Request
Reproduce all entries precisely, down to the last character.

Supplied material
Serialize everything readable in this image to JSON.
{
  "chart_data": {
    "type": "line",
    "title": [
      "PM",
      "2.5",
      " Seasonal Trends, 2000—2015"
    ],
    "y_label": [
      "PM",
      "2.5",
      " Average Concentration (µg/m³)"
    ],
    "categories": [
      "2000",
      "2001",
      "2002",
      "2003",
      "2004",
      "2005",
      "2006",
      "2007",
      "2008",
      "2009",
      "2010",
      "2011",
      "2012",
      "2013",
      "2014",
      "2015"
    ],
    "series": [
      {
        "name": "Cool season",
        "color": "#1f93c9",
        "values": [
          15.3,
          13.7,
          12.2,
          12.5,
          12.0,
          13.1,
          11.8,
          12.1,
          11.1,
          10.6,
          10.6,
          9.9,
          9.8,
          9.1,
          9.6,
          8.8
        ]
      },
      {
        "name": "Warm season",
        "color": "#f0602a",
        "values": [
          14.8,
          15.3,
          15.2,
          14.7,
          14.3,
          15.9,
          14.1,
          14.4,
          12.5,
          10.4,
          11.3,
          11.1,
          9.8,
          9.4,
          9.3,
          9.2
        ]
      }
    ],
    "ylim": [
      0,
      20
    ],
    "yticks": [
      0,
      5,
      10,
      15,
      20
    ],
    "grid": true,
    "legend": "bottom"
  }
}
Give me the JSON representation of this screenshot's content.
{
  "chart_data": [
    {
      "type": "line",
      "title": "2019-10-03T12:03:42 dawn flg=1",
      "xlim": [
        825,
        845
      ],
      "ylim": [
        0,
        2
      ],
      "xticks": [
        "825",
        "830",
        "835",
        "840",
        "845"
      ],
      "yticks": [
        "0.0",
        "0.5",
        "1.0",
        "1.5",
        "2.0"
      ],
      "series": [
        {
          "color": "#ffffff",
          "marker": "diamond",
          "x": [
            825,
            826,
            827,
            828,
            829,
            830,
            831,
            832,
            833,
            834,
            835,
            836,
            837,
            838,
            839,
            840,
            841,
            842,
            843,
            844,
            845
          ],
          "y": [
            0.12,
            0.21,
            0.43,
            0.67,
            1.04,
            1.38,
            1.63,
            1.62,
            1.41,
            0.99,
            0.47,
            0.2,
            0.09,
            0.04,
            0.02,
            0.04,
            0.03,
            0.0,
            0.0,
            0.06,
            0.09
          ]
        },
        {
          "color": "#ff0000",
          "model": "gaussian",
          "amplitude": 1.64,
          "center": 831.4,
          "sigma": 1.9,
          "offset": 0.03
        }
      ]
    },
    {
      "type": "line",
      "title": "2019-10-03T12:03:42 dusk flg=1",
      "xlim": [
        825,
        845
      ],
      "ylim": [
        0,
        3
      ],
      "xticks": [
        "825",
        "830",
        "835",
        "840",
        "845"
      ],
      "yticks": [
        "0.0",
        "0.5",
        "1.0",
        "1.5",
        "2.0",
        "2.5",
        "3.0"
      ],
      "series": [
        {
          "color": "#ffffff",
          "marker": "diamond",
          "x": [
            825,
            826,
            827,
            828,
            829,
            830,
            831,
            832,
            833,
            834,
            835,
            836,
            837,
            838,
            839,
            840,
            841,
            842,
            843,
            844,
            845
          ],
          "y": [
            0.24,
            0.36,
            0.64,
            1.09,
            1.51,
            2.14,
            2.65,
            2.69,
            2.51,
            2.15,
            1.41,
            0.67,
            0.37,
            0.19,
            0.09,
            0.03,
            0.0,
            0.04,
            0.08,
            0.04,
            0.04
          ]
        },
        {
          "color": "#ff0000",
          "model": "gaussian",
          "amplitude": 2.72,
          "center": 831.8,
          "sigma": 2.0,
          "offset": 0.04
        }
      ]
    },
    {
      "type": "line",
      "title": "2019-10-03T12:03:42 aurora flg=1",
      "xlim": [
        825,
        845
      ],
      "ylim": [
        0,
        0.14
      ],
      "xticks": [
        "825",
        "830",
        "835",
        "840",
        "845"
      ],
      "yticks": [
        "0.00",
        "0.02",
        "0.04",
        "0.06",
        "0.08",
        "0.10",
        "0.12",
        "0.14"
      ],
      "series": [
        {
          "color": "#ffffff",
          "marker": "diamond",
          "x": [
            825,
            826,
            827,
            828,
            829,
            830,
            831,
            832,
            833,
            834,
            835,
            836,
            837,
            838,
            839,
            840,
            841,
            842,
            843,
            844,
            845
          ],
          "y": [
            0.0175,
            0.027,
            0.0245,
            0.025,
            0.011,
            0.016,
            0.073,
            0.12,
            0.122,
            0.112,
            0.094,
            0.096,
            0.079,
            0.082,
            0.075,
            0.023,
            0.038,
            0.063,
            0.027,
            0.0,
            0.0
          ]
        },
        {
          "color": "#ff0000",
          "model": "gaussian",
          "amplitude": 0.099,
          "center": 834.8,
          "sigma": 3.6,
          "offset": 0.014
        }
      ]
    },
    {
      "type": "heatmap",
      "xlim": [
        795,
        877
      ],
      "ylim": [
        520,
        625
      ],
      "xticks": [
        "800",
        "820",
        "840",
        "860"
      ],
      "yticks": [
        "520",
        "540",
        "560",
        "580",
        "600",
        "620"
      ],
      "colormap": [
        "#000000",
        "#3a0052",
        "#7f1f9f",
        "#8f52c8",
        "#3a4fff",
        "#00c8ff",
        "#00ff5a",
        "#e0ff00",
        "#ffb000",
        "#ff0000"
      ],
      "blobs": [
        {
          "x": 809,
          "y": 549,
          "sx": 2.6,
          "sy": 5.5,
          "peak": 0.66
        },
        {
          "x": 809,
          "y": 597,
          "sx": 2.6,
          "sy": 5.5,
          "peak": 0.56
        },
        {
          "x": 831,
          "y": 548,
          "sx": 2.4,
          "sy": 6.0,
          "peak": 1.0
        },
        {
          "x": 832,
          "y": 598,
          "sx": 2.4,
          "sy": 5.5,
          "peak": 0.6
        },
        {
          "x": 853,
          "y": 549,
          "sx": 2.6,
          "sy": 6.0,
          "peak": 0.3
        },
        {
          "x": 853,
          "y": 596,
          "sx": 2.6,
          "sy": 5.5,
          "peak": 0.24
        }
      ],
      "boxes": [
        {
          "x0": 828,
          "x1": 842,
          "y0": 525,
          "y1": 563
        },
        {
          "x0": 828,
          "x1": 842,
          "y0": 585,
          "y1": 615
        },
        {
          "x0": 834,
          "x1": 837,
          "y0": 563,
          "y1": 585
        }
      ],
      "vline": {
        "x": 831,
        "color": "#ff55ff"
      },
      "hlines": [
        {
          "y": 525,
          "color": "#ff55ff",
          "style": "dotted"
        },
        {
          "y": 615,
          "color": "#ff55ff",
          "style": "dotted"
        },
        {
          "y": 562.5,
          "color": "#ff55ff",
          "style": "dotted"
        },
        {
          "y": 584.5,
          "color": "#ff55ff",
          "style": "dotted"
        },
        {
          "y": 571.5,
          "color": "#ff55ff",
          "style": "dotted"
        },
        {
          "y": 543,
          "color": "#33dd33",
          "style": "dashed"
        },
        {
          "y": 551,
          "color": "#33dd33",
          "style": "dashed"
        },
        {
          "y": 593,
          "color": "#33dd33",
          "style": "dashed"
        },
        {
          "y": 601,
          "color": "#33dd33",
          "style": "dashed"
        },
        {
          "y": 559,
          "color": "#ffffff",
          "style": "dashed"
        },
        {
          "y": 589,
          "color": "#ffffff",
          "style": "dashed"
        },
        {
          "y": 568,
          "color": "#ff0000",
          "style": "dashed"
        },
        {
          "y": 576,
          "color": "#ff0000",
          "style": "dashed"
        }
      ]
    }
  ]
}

Result
Serialize everything readable in this image to JSON.
{
  "chart_data": {
    "type": "line",
    "title": [
      "PM",
      "2.5",
      " Seasonal Trends, 2000—2015"
    ],
    "y_label": [
      "PM",
      "2.5",
      " Average Concentration (µg/m³)"
    ],
    "categories": [
      "2000",
      "2001",
      "2002",
      "2003",
      "2004",
      "2005",
      "2006",
      "2007",
      "2008",
      "2009",
      "2010",
      "2011",
      "2012",
      "2013",
      "2014",
      "2015"
    ],
    "series": [
      {
        "name": "Cool season",
        "color": "#1f93c9",
        "values": [
          15.3,
          13.7,
          12.2,
          12.5,
          12.0,
          13.1,
          11.8,
          12.1,
          11.1,
          10.6,
          10.6,
          9.9,
          9.8,
          9.1,
          9.6,
          8.8
        ]
      },
      {
        "name": "Warm season",
        "color": "#f0602a",
        "values": [
          14.8,
          15.3,
          15.2,
          14.7,
          14.3,
          15.9,
          14.1,
          14.4,
          12.5,
          10.4,
          11.3,
          11.1,
          9.8,
          9.4,
          9.3,
          9.2
        ]
      }
    ],
    "ylim": [
      0,
      20
    ],
    "yticks": [
      0,
      5,
      10,
      15,
      20
    ],
    "grid": true,
    "legend": "bottom"
  }
}
Give me the JSON representation of this screenshot's content.
{
  "chart_data": [
    {
      "type": "line",
      "title": "2019-10-03T12:03:42 dawn flg=1",
      "xlim": [
        825,
        845
      ],
      "ylim": [
        0,
        2
      ],
      "xticks": [
        "825",
        "830",
        "835",
        "840",
        "845"
      ],
      "yticks": [
        "0.0",
        "0.5",
        "1.0",
        "1.5",
        "2.0"
      ],
      "series": [
        {
          "color": "#ffffff",
          "marker": "diamond",
          "x": [
            825,
            826,
            827,
            828,
            829,
            830,
            831,
            832,
            833,
            834,
            835,
            836,
            837,
            838,
            839,
            840,
            841,
            842,
            843,
            844,
            845
          ],
          "y": [
            0.12,
            0.21,
            0.43,
            0.67,
            1.04,
            1.38,
            1.63,
            1.62,
            1.41,
            0.99,
            0.47,
            0.2,
            0.09,
            0.04,
            0.02,
            0.04,
            0.03,
            0.0,
            0.0,
            0.06,
            0.09
          ]
        },
        {
          "color": "#ff0000",
          "model": "gaussian",
          "amplitude": 1.64,
          "center": 831.4,
          "sigma": 1.9,
          "offset": 0.03
        }
      ]
    },
    {
      "type": "line",
      "title": "2019-10-03T12:03:42 dusk flg=1",
      "xlim": [
        825,
        845
      ],
      "ylim": [
        0,
        3
      ],
      "xticks": [
        "825",
        "830",
        "835",
        "840",
        "845"
      ],
      "yticks": [
        "0.0",
        "0.5",
        "1.0",
        "1.5",
        "2.0",
        "2.5",
        "3.0"
      ],
      "series": [
        {
          "color": "#ffffff",
          "marker": "diamond",
          "x": [
            825,
            826,
            827,
            828,
            829,
            830,
            831,
            832,
            833,
            834,
            835,
            836,
            837,
            838,
            839,
            840,
            841,
            842,
            843,
            844,
            845
          ],
          "y": [
            0.24,
            0.36,
            0.64,
            1.09,
            1.51,
            2.14,
            2.65,
            2.69,
            2.51,
            2.15,
            1.41,
            0.67,
            0.37,
            0.19,
            0.09,
            0.03,
            0.0,
            0.04,
            0.08,
            0.04,
            0.04
          ]
        },
        {
          "color": "#ff0000",
          "model": "gaussian",
          "amplitude": 2.72,
          "center": 831.8,
          "sigma": 2.0,
          "offset": 0.04
        }
      ]
    },
    {
      "type": "line",
      "title": "2019-10-03T12:03:42 aurora flg=1",
      "xlim": [
        825,
        845
      ],
      "ylim": [
        0,
        0.14
      ],
      "xticks": [
        "825",
        "830",
        "835",
        "840",
        "845"
      ],
      "yticks": [
        "0.00",
        "0.02",
        "0.04",
        "0.06",
        "0.08",
        "0.10",
        "0.12",
        "0.14"
      ],
      "series": [
        {
          "color": "#ffffff",
          "marker": "diamond",
          "x": [
            825,
            826,
            827,
            828,
            829,
            830,
            831,
            832,
            833,
            834,
            835,
            836,
            837,
            838,
            839,
            840,
            841,
            842,
            843,
            844,
            845
          ],
          "y": [
            0.0175,
            0.027,
            0.0245,
            0.025,
            0.011,
            0.016,
            0.073,
            0.12,
            0.122,
            0.112,
            0.094,
            0.096,
            0.079,
            0.082,
            0.075,
            0.023,
            0.038,
            0.063,
            0.027,
            0.0,
            0.0
          ]
        },
        {
          "color": "#ff0000",
          "model": "gaussian",
          "amplitude": 0.099,
          "center": 834.8,
          "sigma": 3.6,
          "offset": 0.014
        }
      ]
    },
    {
      "type": "heatmap",
      "xlim": [
        795,
        877
      ],
      "ylim": [
        520,
        625
      ],
      "xticks": [
        "800",
        "820",
        "840",
        "860"
      ],
      "yticks": [
        "520",
        "540",
        "560",
        "580",
        "600",
        "620"
      ],
      "colormap": [
        "#000000",
        "#3a0052",
        "#7f1f9f",
        "#8f52c8",
        "#3a4fff",
        "#00c8ff",
        "#00ff5a",
        "#e0ff00",
        "#ffb000",
        "#ff0000"
      ],
      "blobs": [
        {
          "x": 809,
          "y": 549,
          "sx": 2.6,
          "sy": 5.5,
          "peak": 0.66
        },
        {
          "x": 809,
          "y": 597,
          "sx": 2.6,
          "sy": 5.5,
          "peak": 0.56
        },
        {
          "x": 831,
          "y": 548,
          "sx": 2.4,
          "sy": 6.0,
          "peak": 1.0
        },
        {
          "x": 832,
          "y": 598,
          "sx": 2.4,
          "sy": 5.5,
          "peak": 0.6
        },
        {
          "x": 853,
          "y": 549,
          "sx": 2.6,
          "sy": 6.0,
          "peak": 0.3
        },
        {
          "x": 853,
          "y": 596,
          "sx": 2.6,
          "sy": 5.5,
          "peak": 0.24
        }
      ],
      "boxes": [
        {
          "x0": 828,
          "x1": 842,
          "y0": 525,
          "y1": 563
        },
        {
          "x0": 828,
          "x1": 842,
          "y0": 585,
          "y1": 615
        },
        {
          "x0": 834,
          "x1": 837,
          "y0": 563,
          "y1": 585
        }
      ],
      "vline": {
        "x": 831,
        "color": "#ff55ff"
      },
      "hlines": [
        {
          "y": 525,
          "color": "#ff55ff",
          "style": "dotted"
        },
        {
          "y": 615,
          "color": "#ff55ff",
          "style": "dotted"
        },
        {
          "y": 562.5,
          "color": "#ff55ff",
          "style": "dotted"
        },
        {
          "y": 584.5,
          "color": "#ff55ff",
          "style": "dotted"
        },
        {
          "y": 571.5,
          "color": "#ff55ff",
          "style": "dotted"
        },
        {
          "y": 543,
          "color": "#33dd33",
          "style": "dashed"
        },
        {
          "y": 551,
          "color": "#33dd33",
          "style": "dashed"
        },
        {
          "y": 593,
          "color": "#33dd33",
          "style": "dashed"
        },
        {
          "y": 601,
          "color": "#33dd33",
          "style": "dashed"
        },
        {
          "y": 559,
          "color": "#ffffff",
          "style": "dashed"
        },
        {
          "y": 589,
          "color": "#ffffff",
          "style": "dashed"
        },
        {
          "y": 568,
          "color": "#ff0000",
          "style": "dashed"
        },
        {
          "y": 576,
          "color": "#ff0000",
          "style": "dashed"
        }
      ]
    }
  ]
}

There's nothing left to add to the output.